# Start of SUPPLIED DATA

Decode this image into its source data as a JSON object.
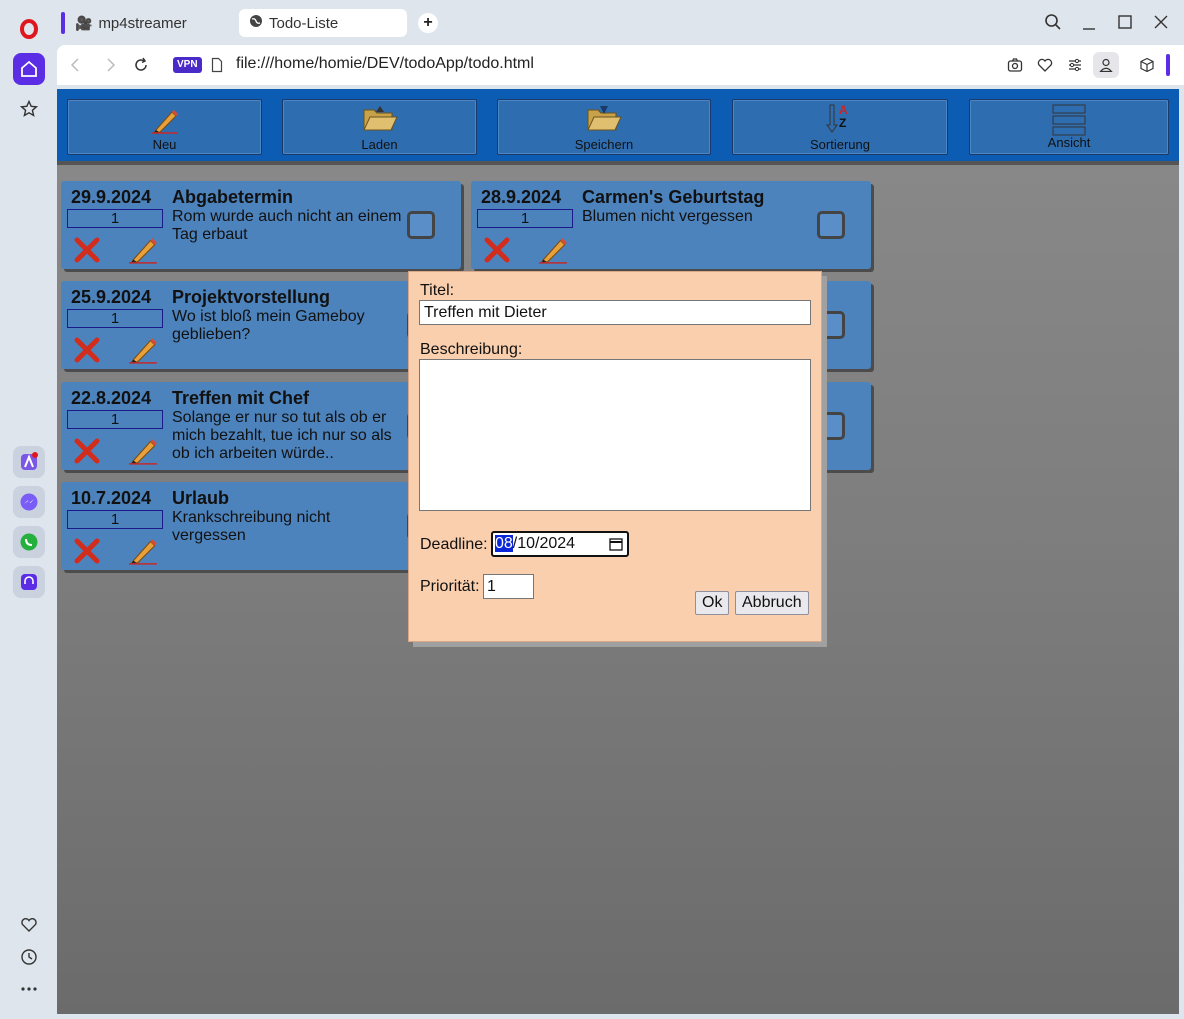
{
  "browser": {
    "tabs": [
      {
        "label": "mp4streamer"
      },
      {
        "label": "Todo-Liste"
      }
    ],
    "vpn_badge": "VPN",
    "url": "file:///home/homie/DEV/todoApp/todo.html",
    "accent_color": "#5b2ee6"
  },
  "toolbar": {
    "new_label": "Neu",
    "load_label": "Laden",
    "save_label": "Speichern",
    "sort_label": "Sortierung",
    "view_label": "Ansicht",
    "sort_icon_top": "A",
    "sort_icon_bottom": "Z"
  },
  "todos": [
    {
      "date": "29.9.2024",
      "priority": "1",
      "title": "Abgabetermin",
      "description": "Rom wurde auch nicht an einem Tag erbaut"
    },
    {
      "date": "28.9.2024",
      "priority": "1",
      "title": "Carmen's Geburtstag",
      "description": "Blumen nicht vergessen"
    },
    {
      "date": "25.9.2024",
      "priority": "1",
      "title": "Projektvorstellung",
      "description": "Wo ist bloß mein Gameboy geblieben?"
    },
    {
      "date": "22.8.2024",
      "priority": "1",
      "title": "Treffen mit Chef",
      "description": "Solange er nur so tut als ob er mich bezahlt, tue ich nur so als ob ich arbeiten würde.."
    },
    {
      "date": "10.7.2024",
      "priority": "1",
      "title": "Urlaub",
      "description": "Krankschreibung nicht vergessen"
    }
  ],
  "dialog": {
    "title_label": "Titel:",
    "title_value": "Treffen mit Dieter",
    "description_label": "Beschreibung:",
    "description_value": "",
    "deadline_label": "Deadline:",
    "deadline_month": "08",
    "deadline_rest": "/10/2024",
    "priority_label": "Priorität:",
    "priority_value": "1",
    "ok_label": "Ok",
    "cancel_label": "Abbruch"
  }
}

# End of SUPPLIED DATA

#### TASK BRIEF
Retype each entry precisely. Skip images entirely.

#### CORRECT RESPONSE
Decode this image into its source data as a JSON object.
{
  "browser": {
    "tabs": [
      {
        "label": "mp4streamer"
      },
      {
        "label": "Todo-Liste"
      }
    ],
    "vpn_badge": "VPN",
    "url": "file:///home/homie/DEV/todoApp/todo.html",
    "accent_color": "#5b2ee6"
  },
  "toolbar": {
    "new_label": "Neu",
    "load_label": "Laden",
    "save_label": "Speichern",
    "sort_label": "Sortierung",
    "view_label": "Ansicht",
    "sort_icon_top": "A",
    "sort_icon_bottom": "Z"
  },
  "todos": [
    {
      "date": "29.9.2024",
      "priority": "1",
      "title": "Abgabetermin",
      "description": "Rom wurde auch nicht an einem Tag erbaut"
    },
    {
      "date": "28.9.2024",
      "priority": "1",
      "title": "Carmen's Geburtstag",
      "description": "Blumen nicht vergessen"
    },
    {
      "date": "25.9.2024",
      "priority": "1",
      "title": "Projektvorstellung",
      "description": "Wo ist bloß mein Gameboy geblieben?"
    },
    {
      "date": "22.8.2024",
      "priority": "1",
      "title": "Treffen mit Chef",
      "description": "Solange er nur so tut als ob er mich bezahlt, tue ich nur so als ob ich arbeiten würde.."
    },
    {
      "date": "10.7.2024",
      "priority": "1",
      "title": "Urlaub",
      "description": "Krankschreibung nicht vergessen"
    }
  ],
  "dialog": {
    "title_label": "Titel:",
    "title_value": "Treffen mit Dieter",
    "description_label": "Beschreibung:",
    "description_value": "",
    "deadline_label": "Deadline:",
    "deadline_month": "08",
    "deadline_rest": "/10/2024",
    "priority_label": "Priorität:",
    "priority_value": "1",
    "ok_label": "Ok",
    "cancel_label": "Abbruch"
  }
}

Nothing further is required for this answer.